··· SUPPLIED RECORDS ···
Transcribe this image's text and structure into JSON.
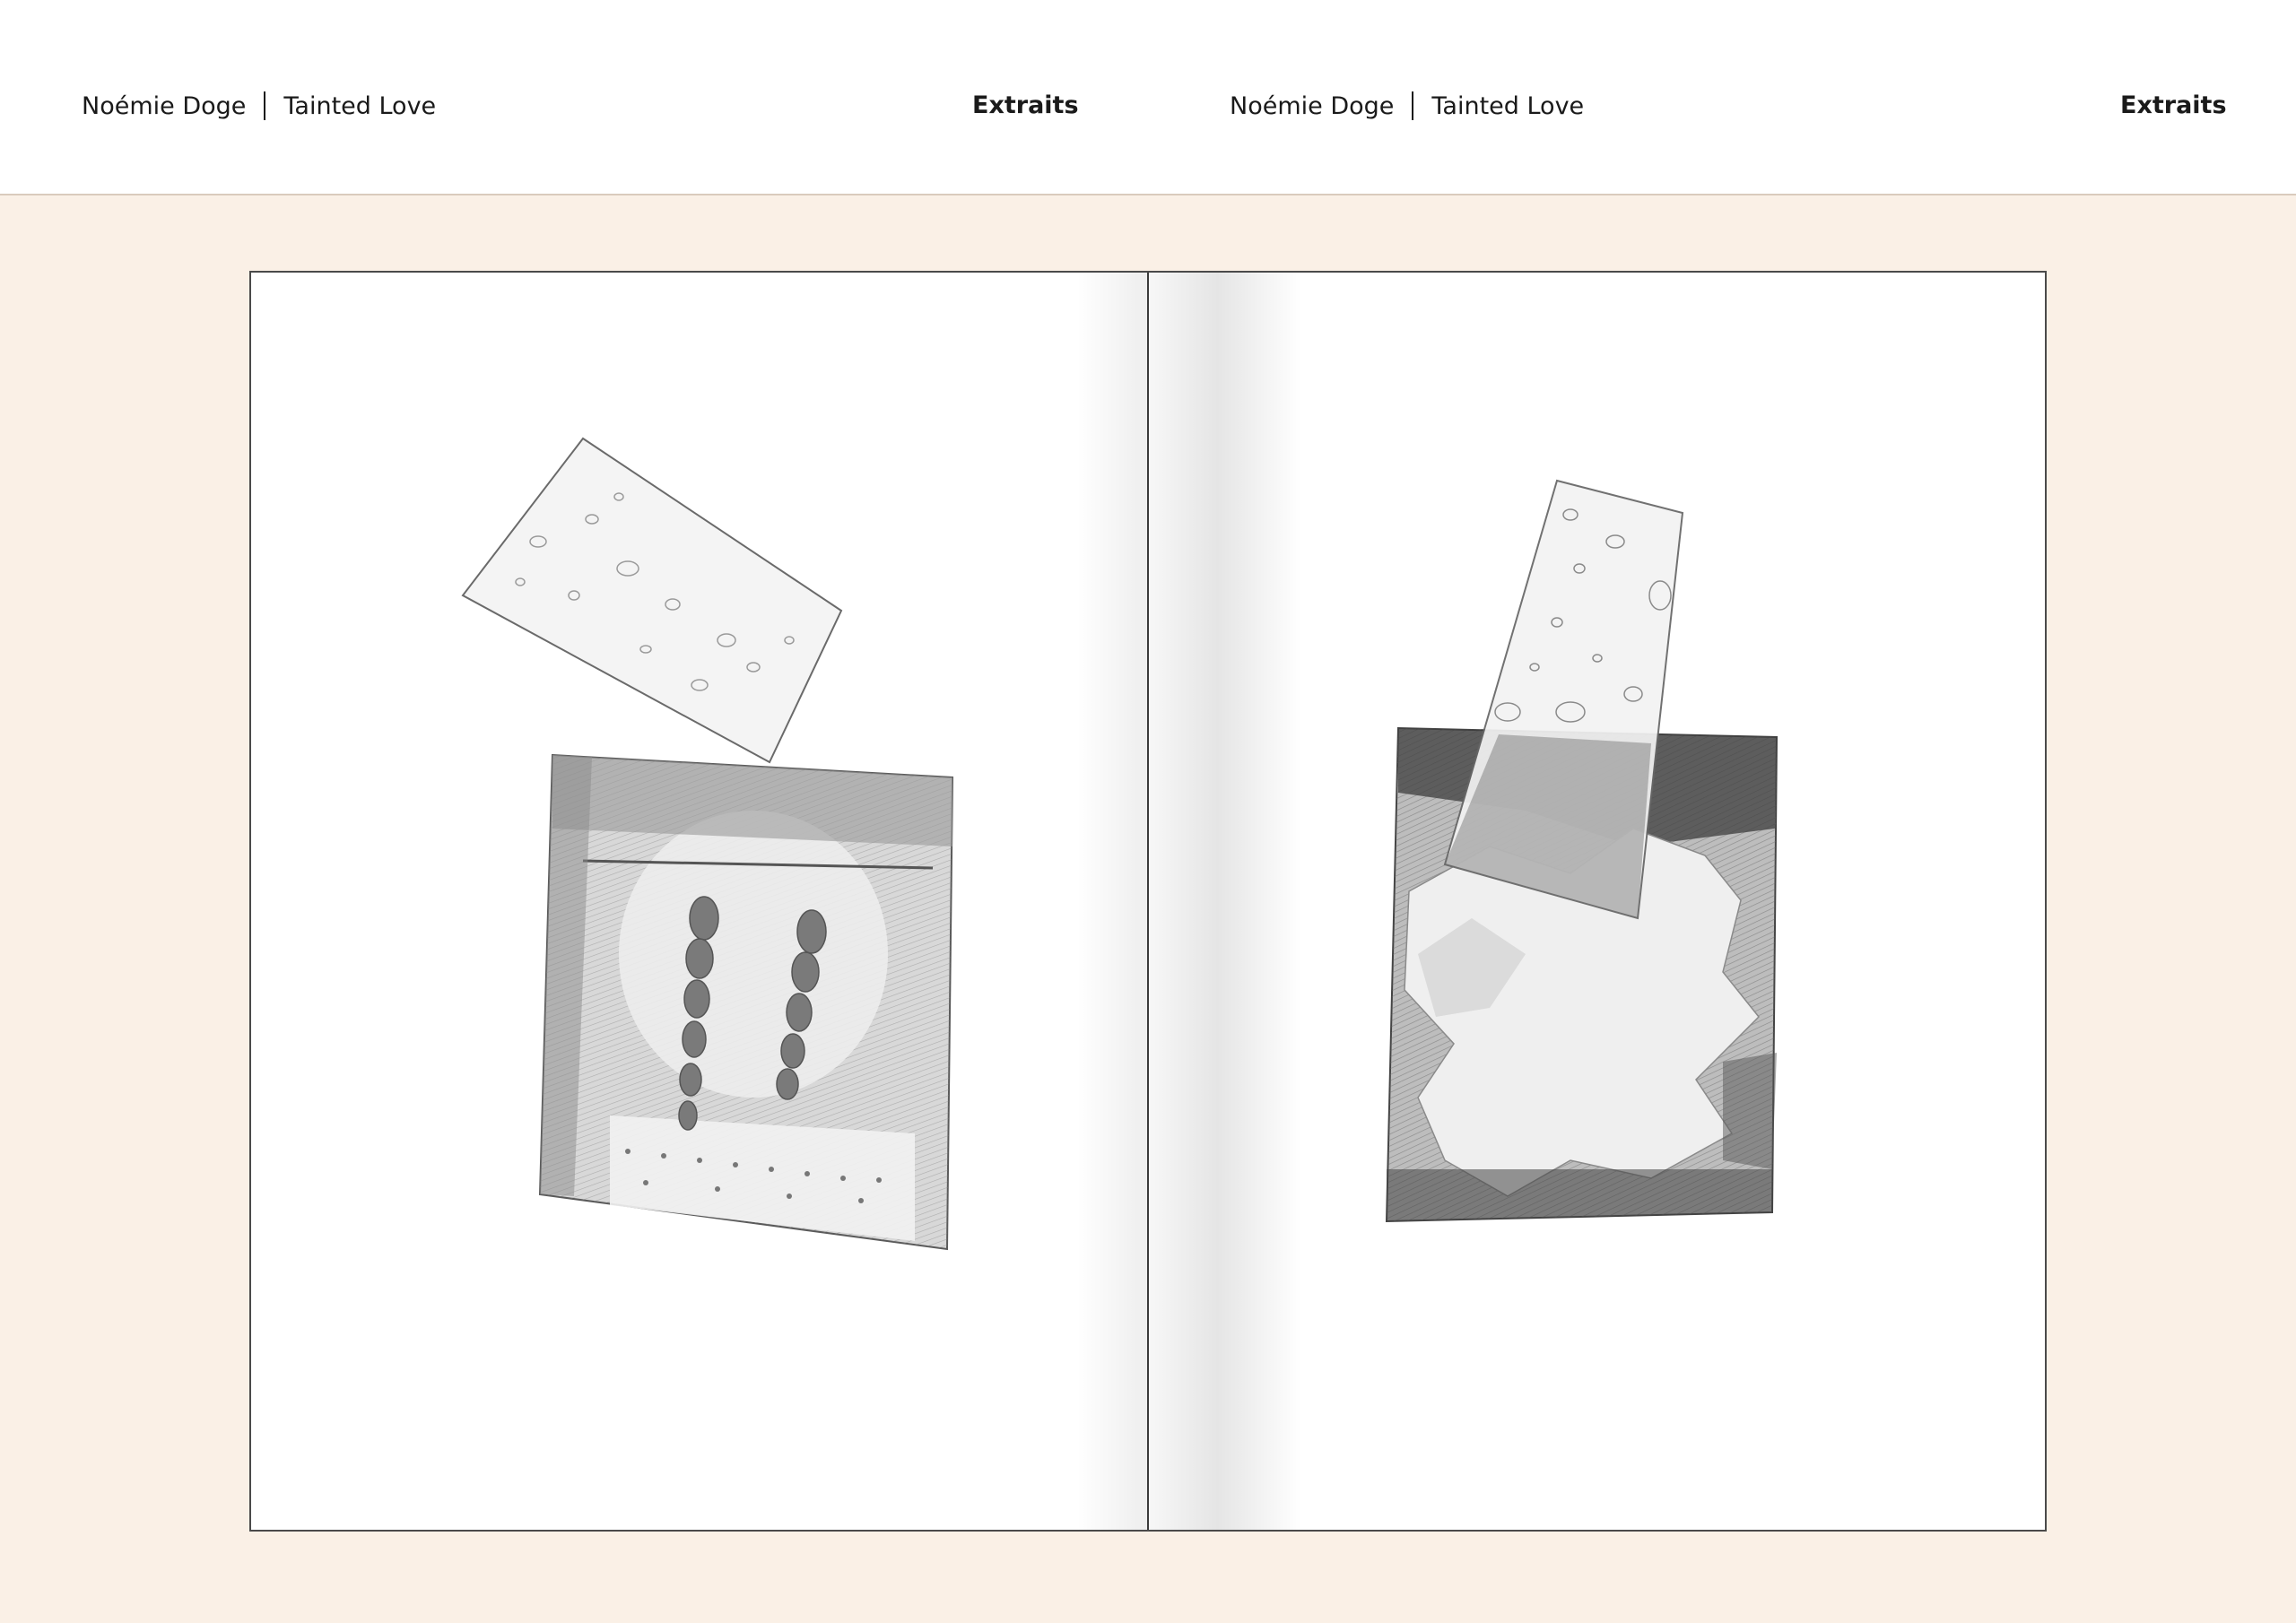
{
  "header": {
    "left": {
      "author": "Noémie Doge",
      "title": "Tainted Love",
      "section": "Extraits"
    },
    "right": {
      "author": "Noémie Doge",
      "title": "Tainted Love",
      "section": "Extraits"
    }
  },
  "colors": {
    "background": "#faf0e6",
    "header_background": "#ffffff",
    "divider": "#d9cbbd",
    "spread_border": "#4a4a4a",
    "text": "#1a1a1a"
  },
  "spread": {
    "left_page": {
      "illustration": "pencil-drawing-braids"
    },
    "right_page": {
      "illustration": "pencil-drawing-abstract"
    }
  }
}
···
Your task is to pick out every line with the string "drawing" and copy it.

      "illustration": "pencil-drawing-braids"
      "illustration": "pencil-drawing-abstract"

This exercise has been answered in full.